## WRITTEN PROBLEM
Update the rows below so that every "x-tick-label" becomes "x-axis-label", and leave everything else unchanged.
start
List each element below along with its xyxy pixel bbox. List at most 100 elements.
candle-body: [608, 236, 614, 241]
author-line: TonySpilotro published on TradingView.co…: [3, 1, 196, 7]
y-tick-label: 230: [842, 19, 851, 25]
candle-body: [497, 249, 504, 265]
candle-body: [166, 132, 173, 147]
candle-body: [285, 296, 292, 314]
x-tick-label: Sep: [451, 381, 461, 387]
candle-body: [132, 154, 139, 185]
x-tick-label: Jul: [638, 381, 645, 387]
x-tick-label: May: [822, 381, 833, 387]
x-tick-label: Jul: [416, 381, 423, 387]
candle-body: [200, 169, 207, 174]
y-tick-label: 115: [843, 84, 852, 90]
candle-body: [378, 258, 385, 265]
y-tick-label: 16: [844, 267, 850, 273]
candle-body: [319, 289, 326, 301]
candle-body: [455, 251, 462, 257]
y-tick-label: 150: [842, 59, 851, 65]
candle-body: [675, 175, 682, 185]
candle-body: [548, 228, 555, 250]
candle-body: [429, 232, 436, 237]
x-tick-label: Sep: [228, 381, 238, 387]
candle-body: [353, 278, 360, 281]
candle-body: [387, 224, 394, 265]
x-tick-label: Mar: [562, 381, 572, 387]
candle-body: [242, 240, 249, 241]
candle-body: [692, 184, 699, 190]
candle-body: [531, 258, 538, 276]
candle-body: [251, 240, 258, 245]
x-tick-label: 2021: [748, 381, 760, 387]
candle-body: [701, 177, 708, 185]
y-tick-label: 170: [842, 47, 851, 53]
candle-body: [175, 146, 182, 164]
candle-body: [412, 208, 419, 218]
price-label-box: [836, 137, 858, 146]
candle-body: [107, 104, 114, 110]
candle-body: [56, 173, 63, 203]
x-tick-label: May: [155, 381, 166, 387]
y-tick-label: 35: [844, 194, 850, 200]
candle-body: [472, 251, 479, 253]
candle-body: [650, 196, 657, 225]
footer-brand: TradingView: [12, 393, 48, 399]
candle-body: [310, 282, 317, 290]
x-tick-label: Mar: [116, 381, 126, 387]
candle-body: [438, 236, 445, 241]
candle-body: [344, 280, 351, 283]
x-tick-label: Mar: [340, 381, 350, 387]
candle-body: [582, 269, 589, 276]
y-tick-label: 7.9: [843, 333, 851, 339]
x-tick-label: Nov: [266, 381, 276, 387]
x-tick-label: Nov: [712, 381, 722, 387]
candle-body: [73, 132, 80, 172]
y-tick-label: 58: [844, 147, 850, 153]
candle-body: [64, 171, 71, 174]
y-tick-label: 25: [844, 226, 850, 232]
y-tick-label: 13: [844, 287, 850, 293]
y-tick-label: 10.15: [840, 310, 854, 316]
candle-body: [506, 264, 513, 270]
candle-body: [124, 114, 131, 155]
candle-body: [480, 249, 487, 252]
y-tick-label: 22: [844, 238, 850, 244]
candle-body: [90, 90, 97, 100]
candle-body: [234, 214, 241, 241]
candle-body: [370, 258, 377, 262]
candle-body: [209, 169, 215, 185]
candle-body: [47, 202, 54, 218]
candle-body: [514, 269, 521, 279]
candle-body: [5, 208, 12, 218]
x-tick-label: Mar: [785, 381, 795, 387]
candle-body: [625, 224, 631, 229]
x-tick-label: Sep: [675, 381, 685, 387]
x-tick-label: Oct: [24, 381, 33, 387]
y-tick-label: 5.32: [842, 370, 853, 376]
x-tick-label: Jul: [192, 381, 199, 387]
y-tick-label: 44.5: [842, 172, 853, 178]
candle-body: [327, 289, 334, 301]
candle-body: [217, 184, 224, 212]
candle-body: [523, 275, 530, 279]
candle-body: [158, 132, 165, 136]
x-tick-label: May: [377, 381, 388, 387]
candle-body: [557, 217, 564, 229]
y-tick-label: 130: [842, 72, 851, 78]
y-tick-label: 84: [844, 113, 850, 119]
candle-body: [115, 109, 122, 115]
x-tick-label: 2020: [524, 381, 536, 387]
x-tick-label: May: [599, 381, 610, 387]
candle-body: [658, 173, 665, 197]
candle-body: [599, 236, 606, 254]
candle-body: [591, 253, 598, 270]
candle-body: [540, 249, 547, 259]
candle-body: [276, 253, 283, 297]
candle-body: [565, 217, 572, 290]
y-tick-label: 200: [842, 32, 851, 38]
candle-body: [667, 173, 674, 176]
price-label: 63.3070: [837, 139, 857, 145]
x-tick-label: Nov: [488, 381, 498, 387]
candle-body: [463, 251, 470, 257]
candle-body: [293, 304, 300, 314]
end
## FINAL ANSWER
List each element below along with its xyxy pixel bbox. List at most 100 elements.
candle-body: [608, 236, 614, 241]
author-line: TonySpilotro published on TradingView.co…: [3, 1, 196, 7]
y-tick-label: 230: [842, 19, 851, 25]
candle-body: [497, 249, 504, 265]
candle-body: [166, 132, 173, 147]
candle-body: [285, 296, 292, 314]
x-axis-label: Sep: [451, 381, 461, 387]
candle-body: [132, 154, 139, 185]
x-axis-label: Jul: [638, 381, 645, 387]
x-axis-label: May: [822, 381, 833, 387]
x-axis-label: Jul: [416, 381, 423, 387]
candle-body: [200, 169, 207, 174]
y-tick-label: 115: [843, 84, 852, 90]
candle-body: [378, 258, 385, 265]
y-tick-label: 16: [844, 267, 850, 273]
candle-body: [319, 289, 326, 301]
candle-body: [455, 251, 462, 257]
y-tick-label: 150: [842, 59, 851, 65]
candle-body: [675, 175, 682, 185]
candle-body: [548, 228, 555, 250]
candle-body: [429, 232, 436, 237]
x-axis-label: Sep: [228, 381, 238, 387]
candle-body: [353, 278, 360, 281]
candle-body: [387, 224, 394, 265]
x-axis-label: Mar: [562, 381, 572, 387]
candle-body: [242, 240, 249, 241]
candle-body: [692, 184, 699, 190]
candle-body: [531, 258, 538, 276]
candle-body: [251, 240, 258, 245]
x-axis-label: 2021: [748, 381, 760, 387]
candle-body: [701, 177, 708, 185]
y-tick-label: 170: [842, 47, 851, 53]
candle-body: [175, 146, 182, 164]
candle-body: [412, 208, 419, 218]
price-label-box: [836, 137, 858, 146]
candle-body: [107, 104, 114, 110]
candle-body: [56, 173, 63, 203]
x-axis-label: May: [155, 381, 166, 387]
y-tick-label: 35: [844, 194, 850, 200]
candle-body: [472, 251, 479, 253]
candle-body: [650, 196, 657, 225]
footer-brand: TradingView: [12, 393, 48, 399]
candle-body: [310, 282, 317, 290]
x-axis-label: Mar: [116, 381, 126, 387]
candle-body: [438, 236, 445, 241]
candle-body: [344, 280, 351, 283]
x-axis-label: Mar: [340, 381, 350, 387]
candle-body: [582, 269, 589, 276]
y-tick-label: 7.9: [843, 333, 851, 339]
x-axis-label: Nov: [266, 381, 276, 387]
x-axis-label: Nov: [712, 381, 722, 387]
candle-body: [73, 132, 80, 172]
y-tick-label: 58: [844, 147, 850, 153]
candle-body: [64, 171, 71, 174]
y-tick-label: 25: [844, 226, 850, 232]
y-tick-label: 13: [844, 287, 850, 293]
y-tick-label: 10.15: [840, 310, 854, 316]
candle-body: [506, 264, 513, 270]
candle-body: [124, 114, 131, 155]
candle-body: [480, 249, 487, 252]
y-tick-label: 22: [844, 238, 850, 244]
candle-body: [90, 90, 97, 100]
candle-body: [234, 214, 241, 241]
candle-body: [370, 258, 377, 262]
candle-body: [209, 169, 215, 185]
candle-body: [47, 202, 54, 218]
candle-body: [514, 269, 521, 279]
candle-body: [5, 208, 12, 218]
x-axis-label: Mar: [785, 381, 795, 387]
candle-body: [625, 224, 631, 229]
x-axis-label: Sep: [675, 381, 685, 387]
x-axis-label: Oct: [24, 381, 33, 387]
y-tick-label: 5.32: [842, 370, 853, 376]
x-axis-label: Jul: [192, 381, 199, 387]
y-tick-label: 44.5: [842, 172, 853, 178]
candle-body: [327, 289, 334, 301]
candle-body: [217, 184, 224, 212]
candle-body: [523, 275, 530, 279]
candle-body: [158, 132, 165, 136]
x-axis-label: May: [377, 381, 388, 387]
candle-body: [557, 217, 564, 229]
y-tick-label: 130: [842, 72, 851, 78]
y-tick-label: 84: [844, 113, 850, 119]
candle-body: [115, 109, 122, 115]
x-axis-label: 2020: [524, 381, 536, 387]
x-axis-label: May: [599, 381, 610, 387]
candle-body: [658, 173, 665, 197]
candle-body: [599, 236, 606, 254]
candle-body: [591, 253, 598, 270]
candle-body: [540, 249, 547, 259]
candle-body: [276, 253, 283, 297]
candle-body: [565, 217, 572, 290]
y-tick-label: 200: [842, 32, 851, 38]
candle-body: [667, 173, 674, 176]
price-label: 63.3070: [837, 139, 857, 145]
x-axis-label: Nov: [488, 381, 498, 387]
candle-body: [463, 251, 470, 257]
candle-body: [293, 304, 300, 314]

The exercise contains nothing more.